--- What the task requires ---
Rewrite the rows below, putting "fast coupling" wherever "quick connector" appears and keeping everything else the same.

--- The data ---
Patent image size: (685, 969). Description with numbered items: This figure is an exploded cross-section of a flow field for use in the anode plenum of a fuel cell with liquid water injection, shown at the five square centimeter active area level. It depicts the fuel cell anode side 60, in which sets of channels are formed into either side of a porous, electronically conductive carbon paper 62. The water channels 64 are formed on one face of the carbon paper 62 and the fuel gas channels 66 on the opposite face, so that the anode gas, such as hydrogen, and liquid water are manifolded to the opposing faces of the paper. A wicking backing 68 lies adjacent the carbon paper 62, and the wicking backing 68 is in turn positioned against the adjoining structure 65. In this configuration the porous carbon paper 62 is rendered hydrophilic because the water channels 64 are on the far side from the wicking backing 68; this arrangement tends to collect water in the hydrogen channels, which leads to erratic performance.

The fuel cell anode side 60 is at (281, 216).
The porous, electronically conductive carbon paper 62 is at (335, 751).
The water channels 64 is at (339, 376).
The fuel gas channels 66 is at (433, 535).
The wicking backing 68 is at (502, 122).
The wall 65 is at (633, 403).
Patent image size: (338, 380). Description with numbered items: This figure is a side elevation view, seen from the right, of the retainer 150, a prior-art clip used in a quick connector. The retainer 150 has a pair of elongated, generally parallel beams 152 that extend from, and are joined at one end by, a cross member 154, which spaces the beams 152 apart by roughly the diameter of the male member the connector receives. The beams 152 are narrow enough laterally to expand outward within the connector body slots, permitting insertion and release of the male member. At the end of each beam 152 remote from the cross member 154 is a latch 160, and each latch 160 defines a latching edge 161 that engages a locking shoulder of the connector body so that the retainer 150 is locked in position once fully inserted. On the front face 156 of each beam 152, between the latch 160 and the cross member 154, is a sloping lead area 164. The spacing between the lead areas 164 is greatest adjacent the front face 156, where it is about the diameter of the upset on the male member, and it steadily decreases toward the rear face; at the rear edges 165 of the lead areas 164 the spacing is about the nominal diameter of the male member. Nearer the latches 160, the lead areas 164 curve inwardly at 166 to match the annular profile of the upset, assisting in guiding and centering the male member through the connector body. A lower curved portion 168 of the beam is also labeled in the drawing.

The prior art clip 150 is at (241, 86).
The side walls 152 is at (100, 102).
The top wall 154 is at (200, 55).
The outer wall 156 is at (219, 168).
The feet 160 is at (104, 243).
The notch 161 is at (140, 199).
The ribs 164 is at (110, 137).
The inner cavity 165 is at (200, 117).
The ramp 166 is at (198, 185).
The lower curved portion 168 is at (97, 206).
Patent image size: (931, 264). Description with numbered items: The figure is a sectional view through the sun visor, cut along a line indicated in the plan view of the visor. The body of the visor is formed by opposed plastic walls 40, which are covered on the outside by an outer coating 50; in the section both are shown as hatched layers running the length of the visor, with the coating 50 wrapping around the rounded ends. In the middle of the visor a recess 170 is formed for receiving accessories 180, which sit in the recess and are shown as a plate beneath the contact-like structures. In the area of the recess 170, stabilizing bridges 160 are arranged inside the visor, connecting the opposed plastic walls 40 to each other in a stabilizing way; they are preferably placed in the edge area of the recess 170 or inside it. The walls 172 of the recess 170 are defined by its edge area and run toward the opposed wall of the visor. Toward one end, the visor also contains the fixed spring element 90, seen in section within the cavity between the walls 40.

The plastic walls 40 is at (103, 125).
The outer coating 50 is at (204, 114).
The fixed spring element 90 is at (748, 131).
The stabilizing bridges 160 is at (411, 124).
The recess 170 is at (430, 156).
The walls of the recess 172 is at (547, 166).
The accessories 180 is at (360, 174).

--- The answer ---
Patent image size: (685, 969). Description with numbered items: This figure is an exploded cross-section of a flow field for use in the anode plenum of a fuel cell with liquid water injection, shown at the five square centimeter active area level. It depicts the fuel cell anode side 60, in which sets of channels are formed into either side of a porous, electronically conductive carbon paper 62. The water channels 64 are formed on one face of the carbon paper 62 and the fuel gas channels 66 on the opposite face, so that the anode gas, such as hydrogen, and liquid water are manifolded to the opposing faces of the paper. A wicking backing 68 lies adjacent the carbon paper 62, and the wicking backing 68 is in turn positioned against the adjoining structure 65. In this configuration the porous carbon paper 62 is rendered hydrophilic because the water channels 64 are on the far side from the wicking backing 68; this arrangement tends to collect water in the hydrogen channels, which leads to erratic performance.

The fuel cell anode side 60 is at (281, 216).
The porous, electronically conductive carbon paper 62 is at (335, 751).
The water channels 64 is at (339, 376).
The fuel gas channels 66 is at (433, 535).
The wicking backing 68 is at (502, 122).
The wall 65 is at (633, 403).
Patent image size: (338, 380). Description with numbered items: This figure is a side elevation view, seen from the right, of the retainer 150, a prior-art clip used in a fast coupling. The retainer 150 has a pair of elongated, generally parallel beams 152 that extend from, and are joined at one end by, a cross member 154, which spaces the beams 152 apart by roughly the diameter of the male member the connector receives. The beams 152 are narrow enough laterally to expand outward within the connector body slots, permitting insertion and release of the male member. At the end of each beam 152 remote from the cross member 154 is a latch 160, and each latch 160 defines a latching edge 161 that engages a locking shoulder of the connector body so that the retainer 150 is locked in position once fully inserted. On the front face 156 of each beam 152, between the latch 160 and the cross member 154, is a sloping lead area 164. The spacing between the lead areas 164 is greatest adjacent the front face 156, where it is about the diameter of the upset on the male member, and it steadily decreases toward the rear face; at the rear edges 165 of the lead areas 164 the spacing is about the nominal diameter of the male member. Nearer the latches 160, the lead areas 164 curve inwardly at 166 to match the annular profile of the upset, assisting in guiding and centering the male member through the connector body. A lower curved portion 168 of the beam is also labeled in the drawing.

The prior art clip 150 is at (241, 86).
The side walls 152 is at (100, 102).
The top wall 154 is at (200, 55).
The outer wall 156 is at (219, 168).
The feet 160 is at (104, 243).
The notch 161 is at (140, 199).
The ribs 164 is at (110, 137).
The inner cavity 165 is at (200, 117).
The ramp 166 is at (198, 185).
The lower curved portion 168 is at (97, 206).
Patent image size: (931, 264). Description with numbered items: The figure is a sectional view through the sun visor, cut along a line indicated in the plan view of the visor. The body of the visor is formed by opposed plastic walls 40, which are covered on the outside by an outer coating 50; in the section both are shown as hatched layers running the length of the visor, with the coating 50 wrapping around the rounded ends. In the middle of the visor a recess 170 is formed for receiving accessories 180, which sit in the recess and are shown as a plate beneath the contact-like structures. In the area of the recess 170, stabilizing bridges 160 are arranged inside the visor, connecting the opposed plastic walls 40 to each other in a stabilizing way; they are preferably placed in the edge area of the recess 170 or inside it. The walls 172 of the recess 170 are defined by its edge area and run toward the opposed wall of the visor. Toward one end, the visor also contains the fixed spring element 90, seen in section within the cavity between the walls 40.

The plastic walls 40 is at (103, 125).
The outer coating 50 is at (204, 114).
The fixed spring element 90 is at (748, 131).
The stabilizing bridges 160 is at (411, 124).
The recess 170 is at (430, 156).
The walls of the recess 172 is at (547, 166).
The accessories 180 is at (360, 174).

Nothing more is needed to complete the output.